▸ Provided records:
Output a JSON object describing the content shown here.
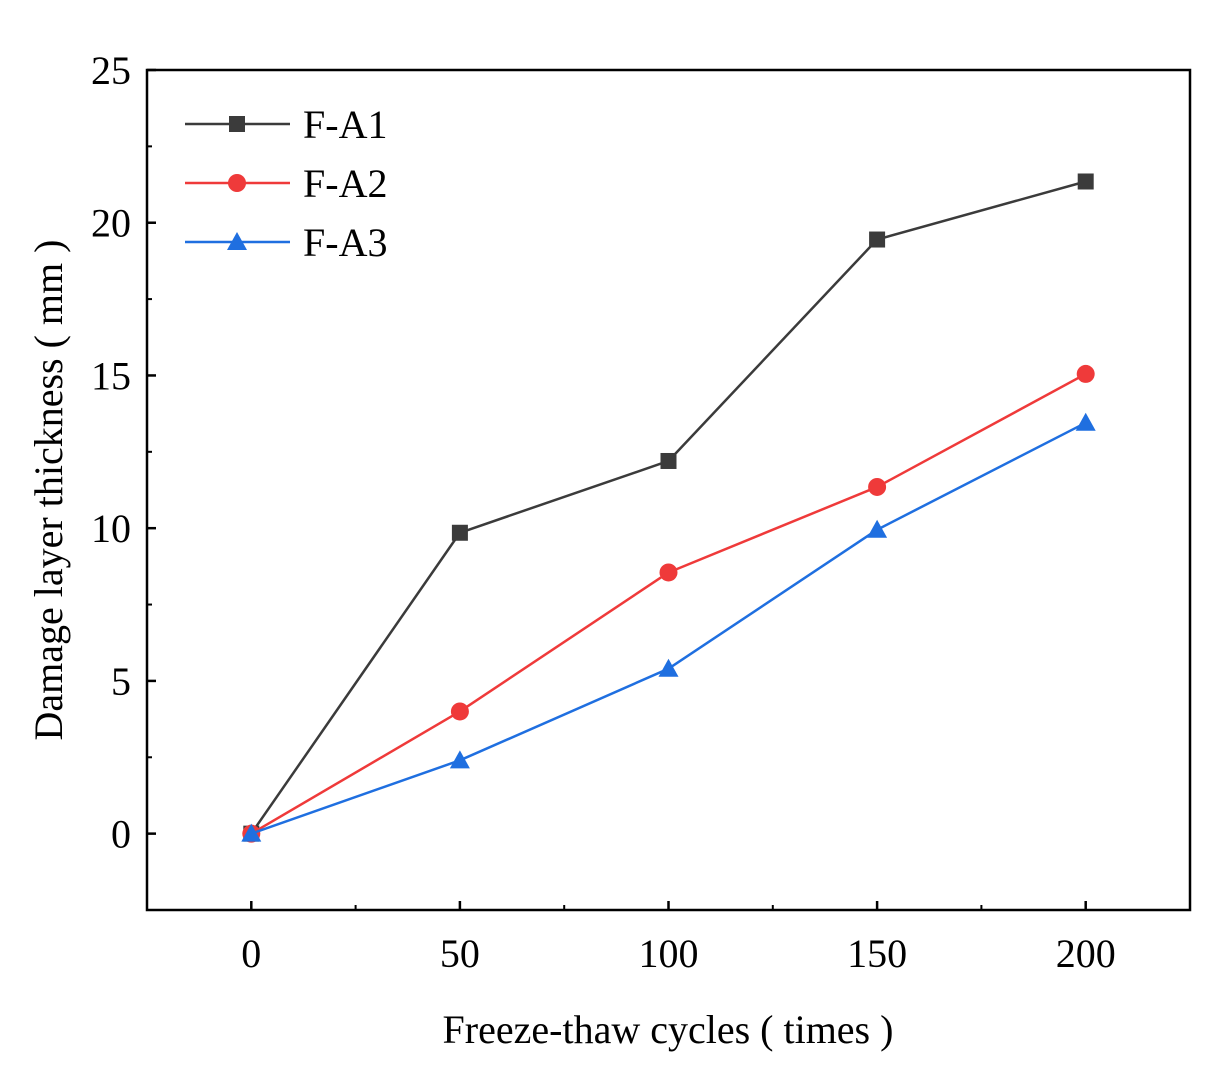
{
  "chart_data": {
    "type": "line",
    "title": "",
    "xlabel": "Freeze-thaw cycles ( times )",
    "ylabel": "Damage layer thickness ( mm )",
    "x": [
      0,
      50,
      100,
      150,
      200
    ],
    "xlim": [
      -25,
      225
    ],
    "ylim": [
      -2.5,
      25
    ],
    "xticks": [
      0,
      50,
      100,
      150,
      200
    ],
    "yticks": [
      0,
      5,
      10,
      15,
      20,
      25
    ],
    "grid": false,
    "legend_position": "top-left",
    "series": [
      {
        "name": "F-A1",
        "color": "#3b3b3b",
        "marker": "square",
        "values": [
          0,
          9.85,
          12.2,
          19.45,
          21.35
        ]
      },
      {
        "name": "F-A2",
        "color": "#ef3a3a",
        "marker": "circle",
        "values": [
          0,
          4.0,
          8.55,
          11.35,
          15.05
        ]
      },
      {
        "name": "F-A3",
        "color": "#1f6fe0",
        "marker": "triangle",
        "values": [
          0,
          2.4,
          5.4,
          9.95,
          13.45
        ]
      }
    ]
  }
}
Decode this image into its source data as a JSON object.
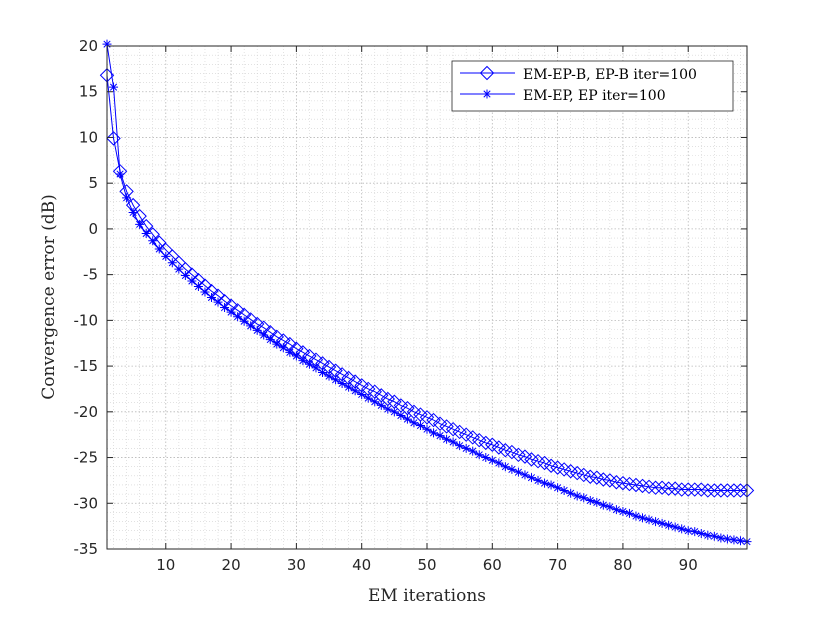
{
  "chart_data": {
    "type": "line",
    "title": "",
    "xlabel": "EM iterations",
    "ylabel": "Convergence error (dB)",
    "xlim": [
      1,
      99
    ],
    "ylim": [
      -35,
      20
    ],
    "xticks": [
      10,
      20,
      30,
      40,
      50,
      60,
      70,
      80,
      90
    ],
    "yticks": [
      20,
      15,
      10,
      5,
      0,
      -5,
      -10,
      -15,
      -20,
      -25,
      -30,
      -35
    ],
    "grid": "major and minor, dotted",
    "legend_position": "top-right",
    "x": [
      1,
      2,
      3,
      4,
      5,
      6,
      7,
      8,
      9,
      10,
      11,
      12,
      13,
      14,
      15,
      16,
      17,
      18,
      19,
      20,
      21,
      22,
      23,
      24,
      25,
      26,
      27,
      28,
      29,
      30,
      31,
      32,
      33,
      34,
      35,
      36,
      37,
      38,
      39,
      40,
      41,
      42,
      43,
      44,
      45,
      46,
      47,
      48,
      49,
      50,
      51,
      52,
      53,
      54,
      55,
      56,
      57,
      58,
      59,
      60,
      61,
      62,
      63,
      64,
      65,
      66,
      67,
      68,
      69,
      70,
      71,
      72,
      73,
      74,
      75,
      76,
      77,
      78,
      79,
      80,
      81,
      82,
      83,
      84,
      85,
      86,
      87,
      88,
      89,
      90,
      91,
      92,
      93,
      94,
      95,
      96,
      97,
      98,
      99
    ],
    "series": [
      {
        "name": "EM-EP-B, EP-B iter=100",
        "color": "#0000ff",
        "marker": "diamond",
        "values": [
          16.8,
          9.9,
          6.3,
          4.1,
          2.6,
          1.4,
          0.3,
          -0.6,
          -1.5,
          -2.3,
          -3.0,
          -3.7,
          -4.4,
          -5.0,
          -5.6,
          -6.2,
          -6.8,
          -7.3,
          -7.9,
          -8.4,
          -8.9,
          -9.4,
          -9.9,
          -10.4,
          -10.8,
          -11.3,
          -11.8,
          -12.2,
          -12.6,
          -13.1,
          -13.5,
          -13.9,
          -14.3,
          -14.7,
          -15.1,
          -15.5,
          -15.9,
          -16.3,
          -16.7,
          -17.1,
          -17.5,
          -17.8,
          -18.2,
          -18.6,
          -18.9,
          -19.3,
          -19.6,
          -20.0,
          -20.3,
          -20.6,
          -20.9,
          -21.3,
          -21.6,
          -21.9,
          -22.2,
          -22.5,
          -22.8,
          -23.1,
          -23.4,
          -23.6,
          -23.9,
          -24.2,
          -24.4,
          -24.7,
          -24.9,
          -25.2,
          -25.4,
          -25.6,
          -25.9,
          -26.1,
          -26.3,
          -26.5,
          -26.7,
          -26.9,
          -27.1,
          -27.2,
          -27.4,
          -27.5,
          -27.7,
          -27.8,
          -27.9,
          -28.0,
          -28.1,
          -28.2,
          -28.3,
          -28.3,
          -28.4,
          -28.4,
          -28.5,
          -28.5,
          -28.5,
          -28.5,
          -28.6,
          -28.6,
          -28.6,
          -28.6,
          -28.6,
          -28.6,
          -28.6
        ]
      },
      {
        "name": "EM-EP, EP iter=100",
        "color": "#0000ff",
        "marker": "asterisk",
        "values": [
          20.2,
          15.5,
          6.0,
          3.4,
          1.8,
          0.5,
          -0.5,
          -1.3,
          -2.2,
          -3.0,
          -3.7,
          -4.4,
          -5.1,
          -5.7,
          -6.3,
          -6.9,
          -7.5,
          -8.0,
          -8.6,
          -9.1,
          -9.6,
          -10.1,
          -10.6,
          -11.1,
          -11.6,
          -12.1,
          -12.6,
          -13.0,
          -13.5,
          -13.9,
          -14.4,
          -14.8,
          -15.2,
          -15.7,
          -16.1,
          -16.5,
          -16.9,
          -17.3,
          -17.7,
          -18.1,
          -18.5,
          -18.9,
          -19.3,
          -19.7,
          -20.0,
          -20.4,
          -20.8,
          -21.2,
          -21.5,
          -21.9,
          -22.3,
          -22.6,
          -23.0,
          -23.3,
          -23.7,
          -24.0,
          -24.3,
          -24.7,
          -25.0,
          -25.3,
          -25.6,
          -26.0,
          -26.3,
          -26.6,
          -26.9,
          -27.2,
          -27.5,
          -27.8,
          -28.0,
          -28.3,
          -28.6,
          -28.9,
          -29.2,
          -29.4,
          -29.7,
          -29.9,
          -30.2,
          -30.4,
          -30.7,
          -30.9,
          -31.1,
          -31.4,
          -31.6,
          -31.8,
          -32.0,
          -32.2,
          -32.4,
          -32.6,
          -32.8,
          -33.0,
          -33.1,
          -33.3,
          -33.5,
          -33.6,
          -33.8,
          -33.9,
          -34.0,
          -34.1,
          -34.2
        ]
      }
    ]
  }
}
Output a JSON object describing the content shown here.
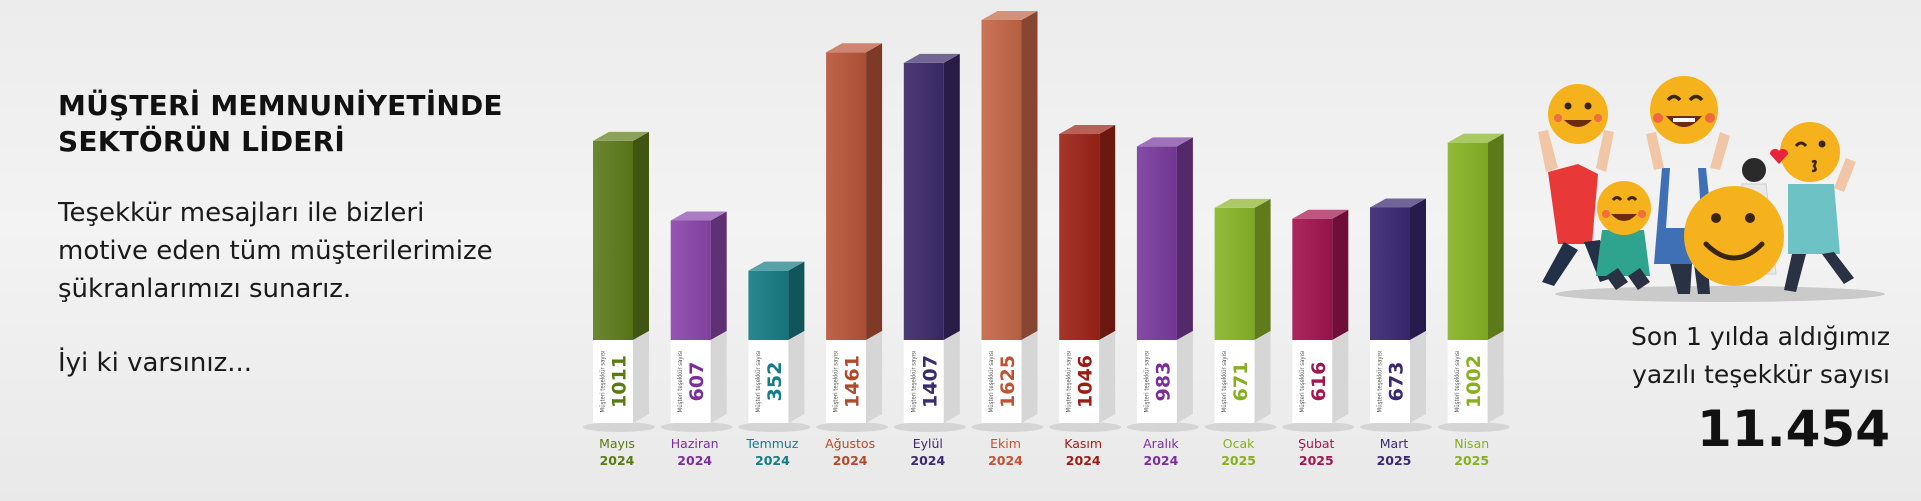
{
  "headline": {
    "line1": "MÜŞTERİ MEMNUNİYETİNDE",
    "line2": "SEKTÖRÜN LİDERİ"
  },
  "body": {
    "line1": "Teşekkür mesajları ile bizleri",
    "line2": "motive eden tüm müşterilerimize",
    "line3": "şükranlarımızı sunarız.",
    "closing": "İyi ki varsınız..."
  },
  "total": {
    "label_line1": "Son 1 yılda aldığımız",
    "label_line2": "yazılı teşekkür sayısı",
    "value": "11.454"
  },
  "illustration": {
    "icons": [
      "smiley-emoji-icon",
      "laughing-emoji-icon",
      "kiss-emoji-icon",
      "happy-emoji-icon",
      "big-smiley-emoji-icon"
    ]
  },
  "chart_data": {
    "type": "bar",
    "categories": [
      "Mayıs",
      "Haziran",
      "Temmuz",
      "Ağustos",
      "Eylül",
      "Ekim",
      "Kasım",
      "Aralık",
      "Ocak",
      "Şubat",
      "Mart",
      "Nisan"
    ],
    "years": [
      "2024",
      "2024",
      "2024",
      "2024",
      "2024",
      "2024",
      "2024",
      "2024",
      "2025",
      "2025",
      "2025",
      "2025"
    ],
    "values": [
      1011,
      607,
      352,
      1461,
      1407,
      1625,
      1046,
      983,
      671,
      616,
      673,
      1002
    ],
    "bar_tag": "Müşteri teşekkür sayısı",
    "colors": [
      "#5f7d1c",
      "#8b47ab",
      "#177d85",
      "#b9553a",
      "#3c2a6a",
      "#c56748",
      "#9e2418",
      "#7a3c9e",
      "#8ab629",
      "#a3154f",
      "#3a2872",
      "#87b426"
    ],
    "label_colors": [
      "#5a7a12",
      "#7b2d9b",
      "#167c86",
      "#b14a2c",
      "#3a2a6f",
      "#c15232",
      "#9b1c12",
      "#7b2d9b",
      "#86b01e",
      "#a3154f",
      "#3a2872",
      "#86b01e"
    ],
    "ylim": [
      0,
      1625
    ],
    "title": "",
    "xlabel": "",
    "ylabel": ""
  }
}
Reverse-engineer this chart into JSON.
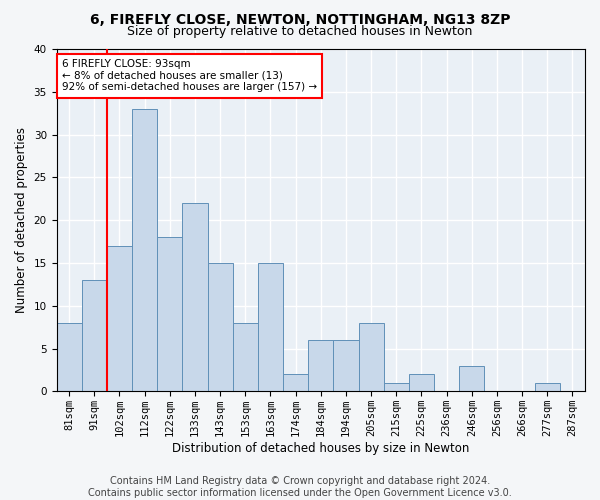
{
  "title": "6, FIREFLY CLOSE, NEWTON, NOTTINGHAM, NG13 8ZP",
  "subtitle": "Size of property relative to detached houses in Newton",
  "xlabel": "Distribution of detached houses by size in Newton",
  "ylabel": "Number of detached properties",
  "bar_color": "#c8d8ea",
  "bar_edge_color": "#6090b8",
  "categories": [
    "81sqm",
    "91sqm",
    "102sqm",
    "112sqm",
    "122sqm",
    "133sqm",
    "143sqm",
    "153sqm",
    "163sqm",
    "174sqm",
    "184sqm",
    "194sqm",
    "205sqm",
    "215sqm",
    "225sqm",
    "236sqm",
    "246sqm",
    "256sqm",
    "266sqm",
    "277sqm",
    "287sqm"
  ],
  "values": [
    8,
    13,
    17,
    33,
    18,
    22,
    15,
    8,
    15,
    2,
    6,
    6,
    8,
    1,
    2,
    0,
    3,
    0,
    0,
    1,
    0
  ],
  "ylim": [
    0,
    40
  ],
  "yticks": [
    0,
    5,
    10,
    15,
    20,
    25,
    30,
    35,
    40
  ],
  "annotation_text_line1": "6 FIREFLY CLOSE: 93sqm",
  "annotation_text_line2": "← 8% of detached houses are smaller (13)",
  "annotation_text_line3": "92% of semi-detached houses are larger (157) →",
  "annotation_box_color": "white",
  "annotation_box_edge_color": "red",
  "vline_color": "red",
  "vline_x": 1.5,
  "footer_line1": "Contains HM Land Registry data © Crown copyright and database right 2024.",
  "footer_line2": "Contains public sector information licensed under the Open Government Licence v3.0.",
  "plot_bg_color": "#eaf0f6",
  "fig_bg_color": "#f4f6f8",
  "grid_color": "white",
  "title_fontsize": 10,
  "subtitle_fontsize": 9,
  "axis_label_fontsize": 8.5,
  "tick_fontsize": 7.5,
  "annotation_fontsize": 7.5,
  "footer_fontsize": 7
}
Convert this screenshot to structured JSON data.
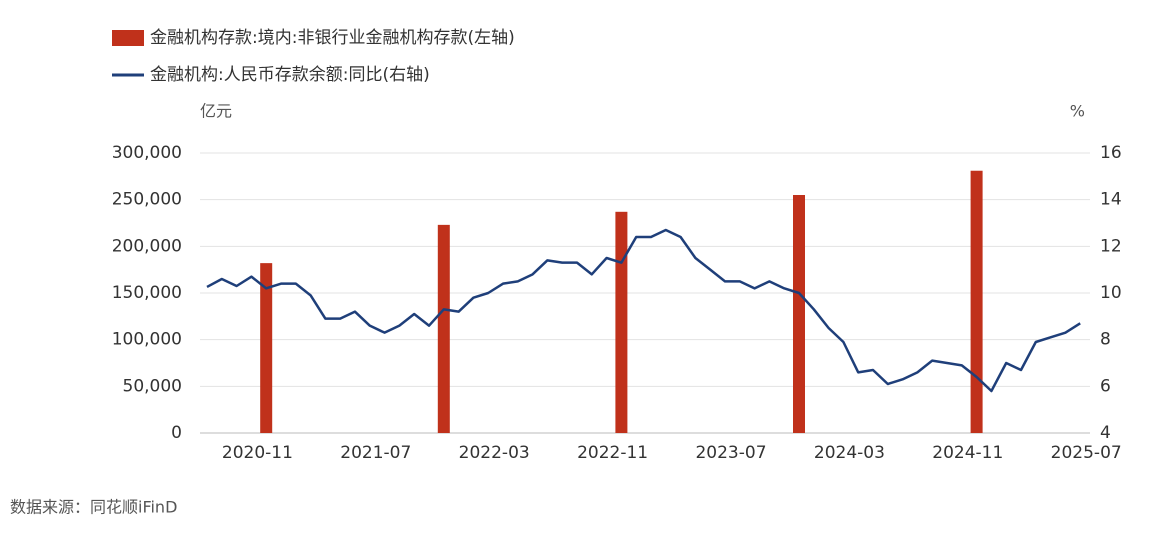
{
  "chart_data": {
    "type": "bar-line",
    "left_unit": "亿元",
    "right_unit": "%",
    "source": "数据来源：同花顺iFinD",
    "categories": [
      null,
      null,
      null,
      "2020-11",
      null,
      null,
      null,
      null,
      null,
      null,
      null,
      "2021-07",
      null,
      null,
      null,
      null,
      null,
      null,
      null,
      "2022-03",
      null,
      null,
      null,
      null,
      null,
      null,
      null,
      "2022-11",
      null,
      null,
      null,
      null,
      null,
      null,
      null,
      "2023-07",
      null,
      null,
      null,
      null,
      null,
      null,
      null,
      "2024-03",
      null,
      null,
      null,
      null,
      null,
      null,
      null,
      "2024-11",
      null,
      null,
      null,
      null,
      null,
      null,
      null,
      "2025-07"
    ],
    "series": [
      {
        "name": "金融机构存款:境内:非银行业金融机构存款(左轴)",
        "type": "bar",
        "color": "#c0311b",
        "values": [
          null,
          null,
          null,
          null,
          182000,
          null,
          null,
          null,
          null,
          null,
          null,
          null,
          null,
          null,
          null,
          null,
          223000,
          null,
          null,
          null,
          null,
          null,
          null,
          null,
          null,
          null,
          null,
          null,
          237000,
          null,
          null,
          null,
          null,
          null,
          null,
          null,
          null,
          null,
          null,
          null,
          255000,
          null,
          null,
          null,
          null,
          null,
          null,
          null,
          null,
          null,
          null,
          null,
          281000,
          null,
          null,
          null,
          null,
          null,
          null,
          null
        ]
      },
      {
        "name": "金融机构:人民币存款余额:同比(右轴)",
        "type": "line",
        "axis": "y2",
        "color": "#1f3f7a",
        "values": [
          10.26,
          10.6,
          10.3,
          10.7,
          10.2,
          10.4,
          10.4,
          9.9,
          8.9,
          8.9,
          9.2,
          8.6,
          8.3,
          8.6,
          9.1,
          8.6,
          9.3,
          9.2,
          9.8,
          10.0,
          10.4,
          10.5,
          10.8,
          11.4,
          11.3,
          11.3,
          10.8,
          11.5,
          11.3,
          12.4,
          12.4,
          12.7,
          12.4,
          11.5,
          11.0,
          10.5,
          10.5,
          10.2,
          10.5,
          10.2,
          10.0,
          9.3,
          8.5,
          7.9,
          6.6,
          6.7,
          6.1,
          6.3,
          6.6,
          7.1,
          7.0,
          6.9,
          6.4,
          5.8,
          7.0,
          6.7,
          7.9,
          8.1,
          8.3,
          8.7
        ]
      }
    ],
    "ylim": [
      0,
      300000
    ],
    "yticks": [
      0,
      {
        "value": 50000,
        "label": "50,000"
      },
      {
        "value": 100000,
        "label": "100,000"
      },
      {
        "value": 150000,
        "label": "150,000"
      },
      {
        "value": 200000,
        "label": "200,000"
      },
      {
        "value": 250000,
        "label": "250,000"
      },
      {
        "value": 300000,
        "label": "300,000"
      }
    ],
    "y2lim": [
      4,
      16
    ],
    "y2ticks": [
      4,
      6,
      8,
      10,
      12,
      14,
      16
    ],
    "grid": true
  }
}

▸ Exercise prompt: Copy out every line of the data that includes the word "houses".

▸ Answer in full:
  "subtitle": "Size of property relative to detached houses in Newton",
  "xlabel": "Distribution of detached houses by size in Newton",
  "annotation_text_line2": "← 8% of detached houses are smaller (13)",
  "annotation_text_line3": "92% of semi-detached houses are larger (157) →",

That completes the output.